Dataset items
====

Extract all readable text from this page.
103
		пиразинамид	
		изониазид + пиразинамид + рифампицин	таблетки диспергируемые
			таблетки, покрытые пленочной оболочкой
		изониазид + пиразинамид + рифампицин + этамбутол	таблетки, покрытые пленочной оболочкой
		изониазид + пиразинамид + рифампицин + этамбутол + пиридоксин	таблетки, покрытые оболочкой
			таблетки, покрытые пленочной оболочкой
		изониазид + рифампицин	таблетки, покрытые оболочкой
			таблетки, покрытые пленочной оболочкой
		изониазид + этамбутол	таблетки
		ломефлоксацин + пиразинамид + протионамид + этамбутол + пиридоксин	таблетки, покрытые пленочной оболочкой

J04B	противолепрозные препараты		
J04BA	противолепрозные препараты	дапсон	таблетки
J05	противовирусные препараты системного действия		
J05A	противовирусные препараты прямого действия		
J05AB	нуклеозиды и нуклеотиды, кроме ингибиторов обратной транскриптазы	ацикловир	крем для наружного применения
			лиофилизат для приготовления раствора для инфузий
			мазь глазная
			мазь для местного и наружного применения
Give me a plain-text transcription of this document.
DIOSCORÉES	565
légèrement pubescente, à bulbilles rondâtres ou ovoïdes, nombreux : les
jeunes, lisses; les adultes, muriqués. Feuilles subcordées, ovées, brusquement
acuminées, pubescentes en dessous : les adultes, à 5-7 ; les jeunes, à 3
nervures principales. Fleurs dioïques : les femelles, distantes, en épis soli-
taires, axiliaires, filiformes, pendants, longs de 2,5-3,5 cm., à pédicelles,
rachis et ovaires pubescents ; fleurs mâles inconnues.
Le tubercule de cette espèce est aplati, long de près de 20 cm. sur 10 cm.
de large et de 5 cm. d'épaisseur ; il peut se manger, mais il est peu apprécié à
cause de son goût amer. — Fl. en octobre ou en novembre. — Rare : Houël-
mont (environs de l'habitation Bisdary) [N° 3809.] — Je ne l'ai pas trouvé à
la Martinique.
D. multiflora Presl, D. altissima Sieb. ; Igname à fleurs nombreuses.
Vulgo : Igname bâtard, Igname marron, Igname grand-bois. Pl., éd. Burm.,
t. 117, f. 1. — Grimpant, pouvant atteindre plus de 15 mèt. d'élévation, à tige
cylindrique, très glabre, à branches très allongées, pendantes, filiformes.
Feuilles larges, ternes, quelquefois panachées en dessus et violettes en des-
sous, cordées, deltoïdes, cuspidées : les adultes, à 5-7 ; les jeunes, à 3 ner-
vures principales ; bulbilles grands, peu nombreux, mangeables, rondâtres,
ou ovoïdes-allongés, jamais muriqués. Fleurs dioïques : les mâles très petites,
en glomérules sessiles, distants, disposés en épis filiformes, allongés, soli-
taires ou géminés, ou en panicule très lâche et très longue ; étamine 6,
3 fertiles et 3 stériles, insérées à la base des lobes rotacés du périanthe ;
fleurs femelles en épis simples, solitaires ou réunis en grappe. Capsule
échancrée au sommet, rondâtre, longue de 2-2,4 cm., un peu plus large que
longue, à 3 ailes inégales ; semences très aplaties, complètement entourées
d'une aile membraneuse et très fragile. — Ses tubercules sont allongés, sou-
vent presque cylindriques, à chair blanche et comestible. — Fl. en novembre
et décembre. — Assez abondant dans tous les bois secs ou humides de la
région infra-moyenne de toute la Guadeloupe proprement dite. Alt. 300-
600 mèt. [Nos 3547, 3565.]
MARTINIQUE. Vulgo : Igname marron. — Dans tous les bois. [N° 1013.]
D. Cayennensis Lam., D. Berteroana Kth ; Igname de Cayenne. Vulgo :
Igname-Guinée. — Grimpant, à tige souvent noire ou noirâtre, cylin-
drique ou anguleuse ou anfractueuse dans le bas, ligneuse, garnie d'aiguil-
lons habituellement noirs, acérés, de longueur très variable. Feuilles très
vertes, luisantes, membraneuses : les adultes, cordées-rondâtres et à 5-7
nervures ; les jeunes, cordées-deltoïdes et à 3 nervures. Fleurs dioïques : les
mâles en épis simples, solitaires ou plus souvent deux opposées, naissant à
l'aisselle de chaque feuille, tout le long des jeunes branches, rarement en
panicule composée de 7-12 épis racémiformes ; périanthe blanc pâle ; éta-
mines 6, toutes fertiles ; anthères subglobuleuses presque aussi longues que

====

### Aim of the exercise
Restate the data above word for word, please.

### Finished answer
Extract all readable text from this page.
103
		пиразинамид	
		изониазид + пиразинамид + рифампицин	таблетки диспергируемые
			таблетки, покрытые пленочной оболочкой
		изониазид + пиразинамид + рифампицин + этамбутол	таблетки, покрытые пленочной оболочкой
		изониазид + пиразинамид + рифампицин + этамбутол + пиридоксин	таблетки, покрытые оболочкой
			таблетки, покрытые пленочной оболочкой
		изониазид + рифампицин	таблетки, покрытые оболочкой
			таблетки, покрытые пленочной оболочкой
		изониазид + этамбутол	таблетки
		ломефлоксацин + пиразинамид + протионамид + этамбутол + пиридоксин	таблетки, покрытые пленочной оболочкой

J04B	противолепрозные препараты		
J04BA	противолепрозные препараты	дапсон	таблетки
J05	противовирусные препараты системного действия		
J05A	противовирусные препараты прямого действия		
J05AB	нуклеозиды и нуклеотиды, кроме ингибиторов обратной транскриптазы	ацикловир	крем для наружного применения
			лиофилизат для приготовления раствора для инфузий
			мазь глазная
			мазь для местного и наружного применения
Give me a plain-text transcription of this document.
DIOSCORÉES	565
légèrement pubescente, à bulbilles rondâtres ou ovoïdes, nombreux : les
jeunes, lisses; les adultes, muriqués. Feuilles subcordées, ovées, brusquement
acuminées, pubescentes en dessous : les adultes, à 5-7 ; les jeunes, à 3
nervures principales. Fleurs dioïques : les femelles, distantes, en épis soli-
taires, axiliaires, filiformes, pendants, longs de 2,5-3,5 cm., à pédicelles,
rachis et ovaires pubescents ; fleurs mâles inconnues.
Le tubercule de cette espèce est aplati, long de près de 20 cm. sur 10 cm.
de large et de 5 cm. d'épaisseur ; il peut se manger, mais il est peu apprécié à
cause de son goût amer. — Fl. en octobre ou en novembre. — Rare : Houël-
mont (environs de l'habitation Bisdary) [N° 3809.] — Je ne l'ai pas trouvé à
la Martinique.
D. multiflora Presl, D. altissima Sieb. ; Igname à fleurs nombreuses.
Vulgo : Igname bâtard, Igname marron, Igname grand-bois. Pl., éd. Burm.,
t. 117, f. 1. — Grimpant, pouvant atteindre plus de 15 mèt. d'élévation, à tige
cylindrique, très glabre, à branches très allongées, pendantes, filiformes.
Feuilles larges, ternes, quelquefois panachées en dessus et violettes en des-
sous, cordées, deltoïdes, cuspidées : les adultes, à 5-7 ; les jeunes, à 3 ner-
vures principales ; bulbilles grands, peu nombreux, mangeables, rondâtres,
ou ovoïdes-allongés, jamais muriqués. Fleurs dioïques : les mâles très petites,
en glomérules sessiles, distants, disposés en épis filiformes, allongés, soli-
taires ou géminés, ou en panicule très lâche et très longue ; étamine 6,
3 fertiles et 3 stériles, insérées à la base des lobes rotacés du périanthe ;
fleurs femelles en épis simples, solitaires ou réunis en grappe. Capsule
échancrée au sommet, rondâtre, longue de 2-2,4 cm., un peu plus large que
longue, à 3 ailes inégales ; semences très aplaties, complètement entourées
d'une aile membraneuse et très fragile. — Ses tubercules sont allongés, sou-
vent presque cylindriques, à chair blanche et comestible. — Fl. en novembre
et décembre. — Assez abondant dans tous les bois secs ou humides de la
région infra-moyenne de toute la Guadeloupe proprement dite. Alt. 300-
600 mèt. [Nos 3547, 3565.]
MARTINIQUE. Vulgo : Igname marron. — Dans tous les bois. [N° 1013.]
D. Cayennensis Lam., D. Berteroana Kth ; Igname de Cayenne. Vulgo :
Igname-Guinée. — Grimpant, à tige souvent noire ou noirâtre, cylin-
drique ou anguleuse ou anfractueuse dans le bas, ligneuse, garnie d'aiguil-
lons habituellement noirs, acérés, de longueur très variable. Feuilles très
vertes, luisantes, membraneuses : les adultes, cordées-rondâtres et à 5-7
nervures ; les jeunes, cordées-deltoïdes et à 3 nervures. Fleurs dioïques : les
mâles en épis simples, solitaires ou plus souvent deux opposées, naissant à
l'aisselle de chaque feuille, tout le long des jeunes branches, rarement en
panicule composée de 7-12 épis racémiformes ; périanthe blanc pâle ; éta-
mines 6, toutes fertiles ; anthères subglobuleuses presque aussi longues que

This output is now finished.